━━━━━ Records shown
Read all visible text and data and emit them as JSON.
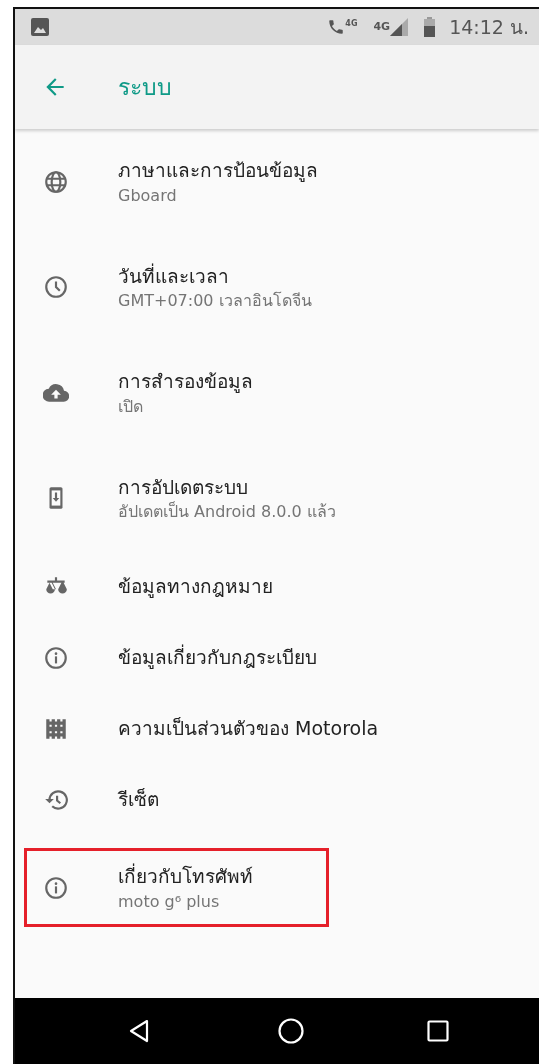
{
  "status_bar": {
    "call_label": "4G",
    "network": "4G",
    "time": "14:12 น."
  },
  "toolbar": {
    "title": "ระบบ"
  },
  "items": [
    {
      "title": "ภาษาและการป้อนข้อมูล",
      "subtitle": "Gboard",
      "highlighted": false
    },
    {
      "title": "วันที่และเวลา",
      "subtitle": "GMT+07:00 เวลาอินโดจีน",
      "highlighted": false
    },
    {
      "title": "การสำรองข้อมูล",
      "subtitle": "เปิด",
      "highlighted": false
    },
    {
      "title": "การอัปเดตระบบ",
      "subtitle": "อัปเดตเป็น Android 8.0.0 แล้ว",
      "highlighted": false
    },
    {
      "title": "ข้อมูลทางกฎหมาย",
      "highlighted": false
    },
    {
      "title": "ข้อมูลเกี่ยวกับกฎระเบียบ",
      "highlighted": false
    },
    {
      "title": "ความเป็นส่วนตัวของ Motorola",
      "highlighted": false
    },
    {
      "title": "รีเซ็ต",
      "highlighted": false
    },
    {
      "title": "เกี่ยวกับโทรศัพท์",
      "subtitle": "moto g⁶ plus",
      "highlighted": true
    }
  ]
}
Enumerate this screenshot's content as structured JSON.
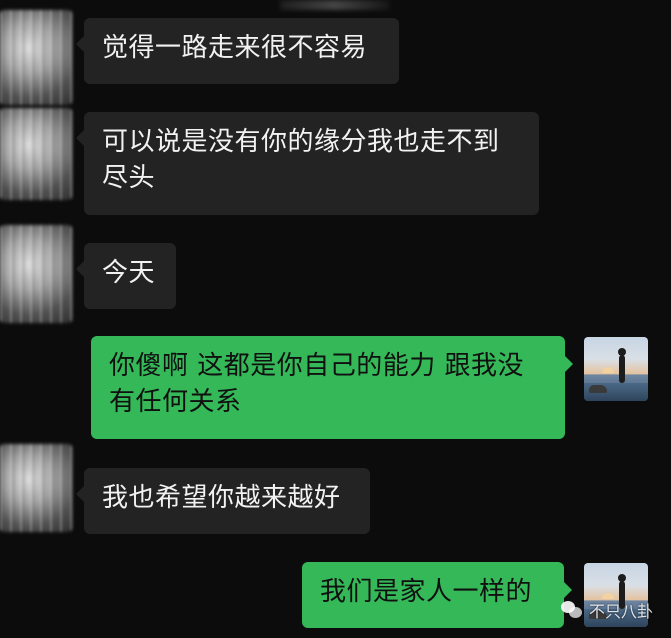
{
  "chat": {
    "messages": [
      {
        "side": "left",
        "text": "觉得一路走来很不容易"
      },
      {
        "side": "left",
        "text": "可以说是没有你的缘分我也走不到尽头"
      },
      {
        "side": "left",
        "text": "今天"
      },
      {
        "side": "right",
        "text": "你傻啊 这都是你自己的能力 跟我没有任何关系"
      },
      {
        "side": "left",
        "text": "我也希望你越来越好"
      },
      {
        "side": "right",
        "text": "我们是家人一样的"
      }
    ]
  },
  "watermark": {
    "icon": "wechat-icon",
    "text": "不只八卦"
  },
  "colors": {
    "background": "#0c0c0c",
    "left_bubble": "#232323",
    "right_bubble": "#34b858"
  }
}
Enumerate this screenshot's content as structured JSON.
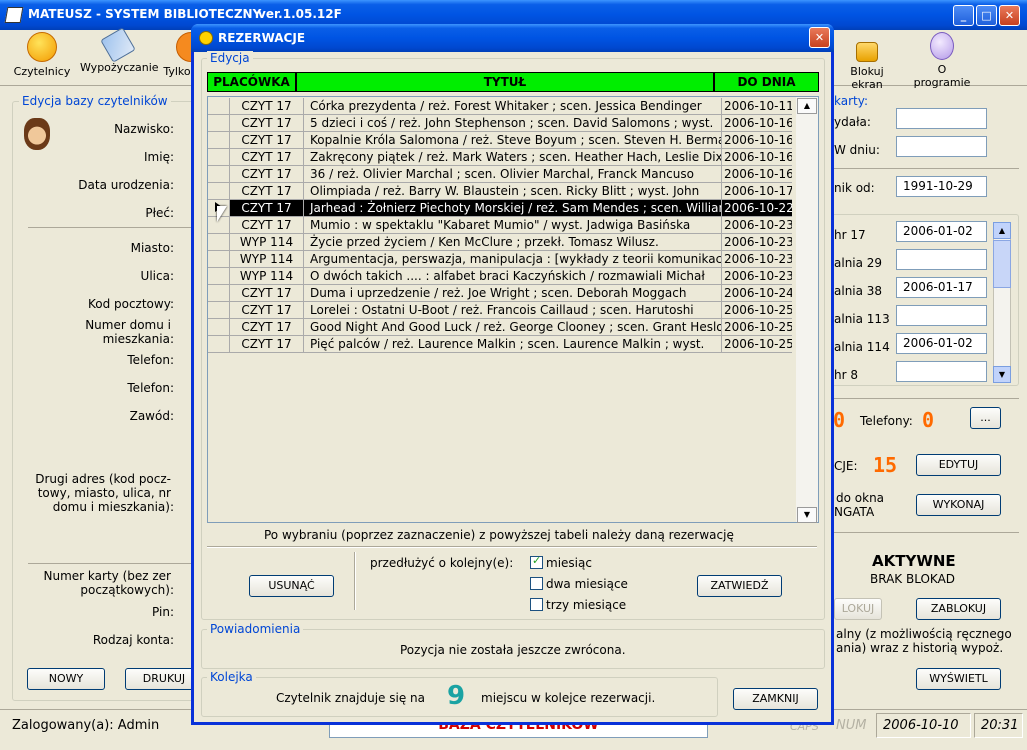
{
  "app": {
    "title": "MATEUSZ - SYSTEM BIBLIOTECZNY",
    "version": "ver.1.05.12F",
    "controls": {
      "minimize": "_",
      "maximize": "□",
      "close": "✕"
    }
  },
  "toolbar": {
    "czytelnicy": "Czytelnicy",
    "wypozyczanie": "Wypożyczanie",
    "tylko": "Tylko",
    "blokuj_ekran": "Blokuj ekran",
    "o_programie": "O programie"
  },
  "left_panel": {
    "group_title": "Edycja bazy czytelników",
    "labels": {
      "nazwisko": "Nazwisko:",
      "imie": "Imię:",
      "data_urodzenia": "Data urodzenia:",
      "plec": "Płeć:",
      "miasto": "Miasto:",
      "ulica": "Ulica:",
      "kod_pocztowy": "Kod pocztowy:",
      "numer_domu_1": "Numer domu i",
      "numer_domu_2": "mieszkania:",
      "telefon1": "Telefon:",
      "telefon2": "Telefon:",
      "zawod": "Zawód:",
      "drugi_adres_1": "Drugi adres (kod pocz-",
      "drugi_adres_2": "towy, miasto, ulica, nr",
      "drugi_adres_3": "domu i mieszkania):",
      "numer_karty_1": "Numer karty  (bez zer",
      "numer_karty_2": "początkowych):",
      "pin": "Pin:",
      "rodzaj_konta": "Rodzaj konta:"
    },
    "buttons": {
      "nowy": "NOWY",
      "drukuj": "DRUKUJ"
    }
  },
  "right_panel": {
    "karty_title": "karty:",
    "wydala": "ydała:",
    "w_dniu": "W dniu:",
    "nik_od": "nik od:",
    "nik_od_value": "1991-10-29",
    "list_items": [
      {
        "label": "hr 17",
        "value": "2006-01-02"
      },
      {
        "label": "alnia 29",
        "value": ""
      },
      {
        "label": "alnia 38",
        "value": "2006-01-17"
      },
      {
        "label": "alnia 113",
        "value": ""
      },
      {
        "label": "alnia 114",
        "value": "2006-01-02"
      },
      {
        "label": "hr 8",
        "value": ""
      }
    ],
    "telefony_label": "Telefony:",
    "telefony_count": "0",
    "left_count": "0",
    "dots_button": "...",
    "cje_label": "CJE:",
    "cje_count": "15",
    "edytuj": "EDYTUJ",
    "do_okna_1": "do okna",
    "do_okna_2": "NGATA",
    "wykonaj": "WYKONAJ",
    "aktywne": "AKTYWNE",
    "brak_blokad": "BRAK BLOKAD",
    "odblokuj": "LOKUJ",
    "zablokuj": "ZABLOKUJ",
    "historia_1": "alny (z możliwością ręcznego",
    "historia_2": "ania) wraz z historią wypoż.",
    "wyswietl": "WYŚWIETL"
  },
  "status_bar": {
    "logged": "Zalogowany(a): Admin",
    "center": "BAZA CZYTELNIKÓW",
    "caps": "CAPS",
    "num": "NUM",
    "date": "2006-10-10",
    "time": "20:31"
  },
  "dialog": {
    "title": "REZERWACJE",
    "close": "✕",
    "edycja_title": "Edycja",
    "headers": {
      "placowka": "PLACÓWKA",
      "tytul": "TYTUŁ",
      "do_dnia": "DO DNIA"
    },
    "rows": [
      {
        "placowka": "CZYT 17",
        "tytul": "Córka prezydenta /    reż. Forest Whitaker ; scen. Jessica Bendinger",
        "do_dnia": "2006-10-11"
      },
      {
        "placowka": "CZYT 17",
        "tytul": "5 dzieci i coś /    reż. John Stephenson ; scen. David Salomons ; wyst.",
        "do_dnia": "2006-10-16"
      },
      {
        "placowka": "CZYT 17",
        "tytul": "Kopalnie Króla Salomona /    reż. Steve Boyum ; scen. Steven H. Berman",
        "do_dnia": "2006-10-16"
      },
      {
        "placowka": "CZYT 17",
        "tytul": "Zakręcony piątek /    reż. Mark Waters ; scen. Heather Hach, Leslie Dixon",
        "do_dnia": "2006-10-16"
      },
      {
        "placowka": "CZYT 17",
        "tytul": "36 /    reż. Olivier Marchal ; scen. Olivier Marchal, Franck Mancuso",
        "do_dnia": "2006-10-16"
      },
      {
        "placowka": "CZYT 17",
        "tytul": "Olimpiada /    reż. Barry W. Blaustein ; scen. Ricky Blitt ; wyst. John",
        "do_dnia": "2006-10-17"
      },
      {
        "placowka": "CZYT 17",
        "tytul": "Jarhead : Żołnierz Piechoty Morskiej /    reż. Sam Mendes ; scen. William",
        "do_dnia": "2006-10-22",
        "selected": true
      },
      {
        "placowka": "CZYT 17",
        "tytul": "Mumio : w spektaklu \"Kabaret Mumio\" /    wyst. Jadwiga Basińska",
        "do_dnia": "2006-10-23"
      },
      {
        "placowka": "WYP 114",
        "tytul": "Życie przed życiem /    Ken McClure ; przekł. Tomasz Wilusz.",
        "do_dnia": "2006-10-23"
      },
      {
        "placowka": "WYP 114",
        "tytul": "Argumentacja, perswazja, manipulacja : [wykłady z teorii komunikacji]",
        "do_dnia": "2006-10-23"
      },
      {
        "placowka": "WYP 114",
        "tytul": "O dwóch takich .... : alfabet braci Kaczyńskich /    rozmawiali Michał",
        "do_dnia": "2006-10-23"
      },
      {
        "placowka": "CZYT 17",
        "tytul": "Duma i uprzedzenie /    reż. Joe Wright ; scen. Deborah Moggach",
        "do_dnia": "2006-10-24"
      },
      {
        "placowka": "CZYT 17",
        "tytul": "Lorelei : Ostatni U-Boot /    reż. Francois Caillaud ; scen. Harutoshi",
        "do_dnia": "2006-10-25"
      },
      {
        "placowka": "CZYT 17",
        "tytul": "Good Night And Good Luck /    reż. George Clooney ; scen. Grant Heslov",
        "do_dnia": "2006-10-25"
      },
      {
        "placowka": "CZYT 17",
        "tytul": "Pięć palców /    reż. Laurence Malkin ; scen. Laurence Malkin ; wyst.",
        "do_dnia": "2006-10-25"
      }
    ],
    "hint": "Po wybraniu (poprzez zaznaczenie) z powyższej tabeli należy daną rezerwację",
    "usun": "USUNĄĆ",
    "przedluz": "przedłużyć o kolejny(e):",
    "options": [
      {
        "label": "miesiąc",
        "checked": true
      },
      {
        "label": "dwa miesiące",
        "checked": false
      },
      {
        "label": "trzy miesiące",
        "checked": false
      }
    ],
    "zatwierdz": "ZATWIEDŹ",
    "powiadomienia_title": "Powiadomienia",
    "powiadomienia_text": "Pozycja nie została jeszcze zwrócona.",
    "kolejka_title": "Kolejka",
    "kolejka_before": "Czytelnik znajduje się na",
    "kolejka_number": "9",
    "kolejka_after": "miejscu w kolejce rezerwacji.",
    "zamknij": "ZAMKNIJ"
  },
  "icons": {
    "scroll_up": "▲",
    "scroll_down": "▼",
    "check": "✓"
  }
}
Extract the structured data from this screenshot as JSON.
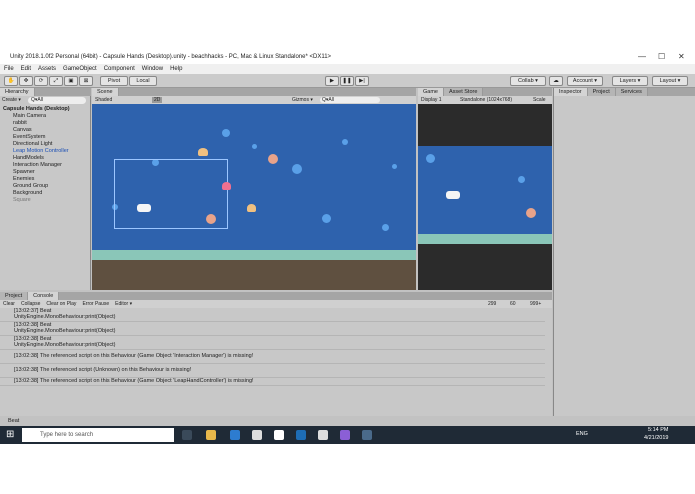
━━━━━━━━━━
● Problem details: Collect every line with the string "ulica" from the records, and copy each.

● Result of the exercise:
      "ulica": "Ulica:",
      "drugi_adres_2": "towy, miasto, ulica, nr",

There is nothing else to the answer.